● **TASK REQUIREMENTS**:
Every entry must be echoed exactly.

● **TASK DATA**:
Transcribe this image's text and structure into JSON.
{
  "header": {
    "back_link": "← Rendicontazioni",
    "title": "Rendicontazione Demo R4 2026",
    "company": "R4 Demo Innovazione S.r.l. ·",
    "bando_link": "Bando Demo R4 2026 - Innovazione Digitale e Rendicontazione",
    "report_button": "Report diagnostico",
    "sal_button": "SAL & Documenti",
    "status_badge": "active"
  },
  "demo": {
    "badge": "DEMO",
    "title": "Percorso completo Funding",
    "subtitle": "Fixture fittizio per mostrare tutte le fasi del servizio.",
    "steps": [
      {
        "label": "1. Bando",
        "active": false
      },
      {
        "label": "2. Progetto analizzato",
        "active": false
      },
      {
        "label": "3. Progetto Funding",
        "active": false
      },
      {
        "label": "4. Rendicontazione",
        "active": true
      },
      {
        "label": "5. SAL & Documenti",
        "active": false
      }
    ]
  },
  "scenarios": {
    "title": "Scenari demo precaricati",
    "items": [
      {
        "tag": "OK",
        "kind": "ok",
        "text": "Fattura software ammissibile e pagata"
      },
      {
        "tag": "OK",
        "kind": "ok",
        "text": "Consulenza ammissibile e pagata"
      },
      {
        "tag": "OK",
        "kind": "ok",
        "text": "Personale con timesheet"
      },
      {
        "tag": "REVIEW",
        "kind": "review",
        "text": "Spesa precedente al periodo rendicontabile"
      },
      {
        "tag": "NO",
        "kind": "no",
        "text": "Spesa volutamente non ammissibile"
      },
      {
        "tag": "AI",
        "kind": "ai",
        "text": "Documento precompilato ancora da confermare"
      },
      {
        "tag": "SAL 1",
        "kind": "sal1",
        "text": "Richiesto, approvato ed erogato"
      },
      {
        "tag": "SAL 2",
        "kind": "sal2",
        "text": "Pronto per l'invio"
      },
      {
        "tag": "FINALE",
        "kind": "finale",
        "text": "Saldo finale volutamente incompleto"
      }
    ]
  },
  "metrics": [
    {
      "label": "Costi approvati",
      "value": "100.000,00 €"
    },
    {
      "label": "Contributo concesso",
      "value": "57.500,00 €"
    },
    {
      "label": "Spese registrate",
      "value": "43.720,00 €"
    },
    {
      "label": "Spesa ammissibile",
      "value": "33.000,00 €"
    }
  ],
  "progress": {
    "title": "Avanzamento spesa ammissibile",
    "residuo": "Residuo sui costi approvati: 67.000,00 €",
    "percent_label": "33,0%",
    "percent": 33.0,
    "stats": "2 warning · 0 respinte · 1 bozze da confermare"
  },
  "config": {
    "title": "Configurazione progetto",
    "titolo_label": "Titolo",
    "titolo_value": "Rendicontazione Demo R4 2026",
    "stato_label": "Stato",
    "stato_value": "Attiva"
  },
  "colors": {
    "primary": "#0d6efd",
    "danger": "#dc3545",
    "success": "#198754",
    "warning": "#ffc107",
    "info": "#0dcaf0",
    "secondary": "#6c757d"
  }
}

● **RESULT OF THE TASK**:
Transcribe this image's text and structure into JSON.
{
  "header": {
    "back_link": "← Rendicontazioni",
    "title": "Rendicontazione Demo R4 2026",
    "company": "R4 Demo Innovazione S.r.l. ·",
    "bando_link": "Bando Demo R4 2026 - Innovazione Digitale e Rendicontazione",
    "report_button": "Report diagnostico",
    "sal_button": "SAL & Documenti",
    "status_badge": "active"
  },
  "demo": {
    "badge": "DEMO",
    "title": "Percorso completo Funding",
    "subtitle": "Fixture fittizio per mostrare tutte le fasi del servizio.",
    "steps": [
      {
        "label": "1. Bando",
        "active": false
      },
      {
        "label": "2. Progetto analizzato",
        "active": false
      },
      {
        "label": "3. Progetto Funding",
        "active": false
      },
      {
        "label": "4. Rendicontazione",
        "active": true
      },
      {
        "label": "5. SAL & Documenti",
        "active": false
      }
    ]
  },
  "scenarios": {
    "title": "Scenari demo precaricati",
    "items": [
      {
        "tag": "OK",
        "kind": "ok",
        "text": "Fattura software ammissibile e pagata"
      },
      {
        "tag": "OK",
        "kind": "ok",
        "text": "Consulenza ammissibile e pagata"
      },
      {
        "tag": "OK",
        "kind": "ok",
        "text": "Personale con timesheet"
      },
      {
        "tag": "REVIEW",
        "kind": "review",
        "text": "Spesa precedente al periodo rendicontabile"
      },
      {
        "tag": "NO",
        "kind": "no",
        "text": "Spesa volutamente non ammissibile"
      },
      {
        "tag": "AI",
        "kind": "ai",
        "text": "Documento precompilato ancora da confermare"
      },
      {
        "tag": "SAL 1",
        "kind": "sal1",
        "text": "Richiesto, approvato ed erogato"
      },
      {
        "tag": "SAL 2",
        "kind": "sal2",
        "text": "Pronto per l'invio"
      },
      {
        "tag": "FINALE",
        "kind": "finale",
        "text": "Saldo finale volutamente incompleto"
      }
    ]
  },
  "metrics": [
    {
      "label": "Costi approvati",
      "value": "100.000,00 €"
    },
    {
      "label": "Contributo concesso",
      "value": "57.500,00 €"
    },
    {
      "label": "Spese registrate",
      "value": "43.720,00 €"
    },
    {
      "label": "Spesa ammissibile",
      "value": "33.000,00 €"
    }
  ],
  "progress": {
    "title": "Avanzamento spesa ammissibile",
    "residuo": "Residuo sui costi approvati: 67.000,00 €",
    "percent_label": "33,0%",
    "percent": 33.0,
    "stats": "2 warning · 0 respinte · 1 bozze da confermare"
  },
  "config": {
    "title": "Configurazione progetto",
    "titolo_label": "Titolo",
    "titolo_value": "Rendicontazione Demo R4 2026",
    "stato_label": "Stato",
    "stato_value": "Attiva"
  },
  "colors": {
    "primary": "#0d6efd",
    "danger": "#dc3545",
    "success": "#198754",
    "warning": "#ffc107",
    "info": "#0dcaf0",
    "secondary": "#6c757d"
  }
}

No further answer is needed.